▶ _Texte extrait_
#####
La Cour d’Alger a rejeté, hier, la demande de mise en liberté pour raisons de santé introduite par l’ancienne présidente de la Confédération générale des entreprises algériennes (CGEA), Saïda Neghza, détenue à l’établissement pénitentiaire de Koléa depuis près de sept mois.
A cet effet, la 10ᵉ chambre pénale près la Cour d’Alger a rendu, en fin d’après-midi, une décision confirmant les réquisitions du parquet, qui avait demandé le maintien en détention de Saïda Neghza et le rejet de sa demande de libération.
De son côté, le collectif de défense a décidé d’introduire un pourvoi en cassation devant la Cour suprême.
Le collectif de défense de Neghza avait également plaidé pour sa libération par rapport à son placement en détention provisoire dans une autre affaire, dans laquelle elle est poursuivie pour des délits liés à la «négligence de déchets dangereux déposés dans des sites non autorisés», «construction de bâtiments et d’ouvrages sur des terres appartenant à l’État et occupées illégalement» et «exercice d’une activité classée sans obtention d’une autorisation d’exploitation».
La demande de libération de Saida Neghza a été accompagnée d’un dossier médical. Finalement, la justice a rejeté cette demande.
#####
▶ _Liste des tâches_
**a)** Résumez l'article en deux phrases.
**b)** D'après l'article, quelle chambre a rendu la décision sur la demande de Saïda Neghza ?
**c)** Recopiez l'article, de « La Cour d’Alger a rejeté, hier, la » jusqu'à « demande de libération. », en remplaçant « parquet » par « ministère public ».

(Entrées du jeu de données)
#####
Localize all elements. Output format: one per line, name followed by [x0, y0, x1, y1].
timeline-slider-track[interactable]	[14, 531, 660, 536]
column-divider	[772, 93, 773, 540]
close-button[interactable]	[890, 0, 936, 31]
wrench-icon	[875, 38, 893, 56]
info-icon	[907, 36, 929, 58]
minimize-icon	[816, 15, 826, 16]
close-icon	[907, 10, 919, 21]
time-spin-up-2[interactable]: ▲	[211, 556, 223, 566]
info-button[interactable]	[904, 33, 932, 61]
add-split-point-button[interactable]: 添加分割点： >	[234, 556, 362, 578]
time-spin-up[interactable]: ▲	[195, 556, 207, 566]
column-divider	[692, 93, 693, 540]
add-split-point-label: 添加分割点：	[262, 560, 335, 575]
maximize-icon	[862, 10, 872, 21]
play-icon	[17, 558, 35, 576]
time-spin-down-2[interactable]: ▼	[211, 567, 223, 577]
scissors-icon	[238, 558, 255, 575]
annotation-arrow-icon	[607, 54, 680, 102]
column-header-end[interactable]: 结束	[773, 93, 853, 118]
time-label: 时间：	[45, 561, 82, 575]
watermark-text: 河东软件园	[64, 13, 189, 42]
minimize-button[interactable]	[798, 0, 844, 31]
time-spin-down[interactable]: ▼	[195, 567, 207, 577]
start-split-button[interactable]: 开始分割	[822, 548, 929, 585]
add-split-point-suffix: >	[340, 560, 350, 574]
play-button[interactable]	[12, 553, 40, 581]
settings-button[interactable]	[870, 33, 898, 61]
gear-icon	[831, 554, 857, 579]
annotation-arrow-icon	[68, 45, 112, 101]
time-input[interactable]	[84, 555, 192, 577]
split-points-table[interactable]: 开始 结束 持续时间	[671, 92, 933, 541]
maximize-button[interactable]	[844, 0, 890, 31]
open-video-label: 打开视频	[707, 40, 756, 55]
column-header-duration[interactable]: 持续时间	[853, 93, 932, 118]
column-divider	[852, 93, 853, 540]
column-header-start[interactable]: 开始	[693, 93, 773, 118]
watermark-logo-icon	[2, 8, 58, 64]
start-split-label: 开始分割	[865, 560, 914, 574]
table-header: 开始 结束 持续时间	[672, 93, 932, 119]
#####
▶ _Réponses de l'exercice_
**a)** La Cour d’Alger a rejeté la demande de mise en liberté pour raisons de santé de Saïda Neghza, ancienne présidente de la CGEA détenue à Koléa depuis près de sept mois, en confirmant les réquisitions du parquet. Le collectif de défense a décidé d’introduire un pourvoi en cassation devant la Cour suprême.

**b)** La 10ᵉ chambre pénale près la Cour d’Alger.

**c)**
La Cour d’Alger a rejeté, hier, la demande de mise en liberté pour raisons de santé introduite par l’ancienne présidente de la Confédération générale des entreprises algériennes (CGEA), Saïda Neghza, détenue à l’établissement pénitentiaire de Koléa depuis près de sept mois.
A cet effet, la 10ᵉ chambre pénale près la Cour d’Alger a rendu, en fin d’après-midi, une décision confirmant les réquisitions du ministère public, qui avait demandé le maintien en détention de Saïda Neghza et le rejet de sa demande de libération.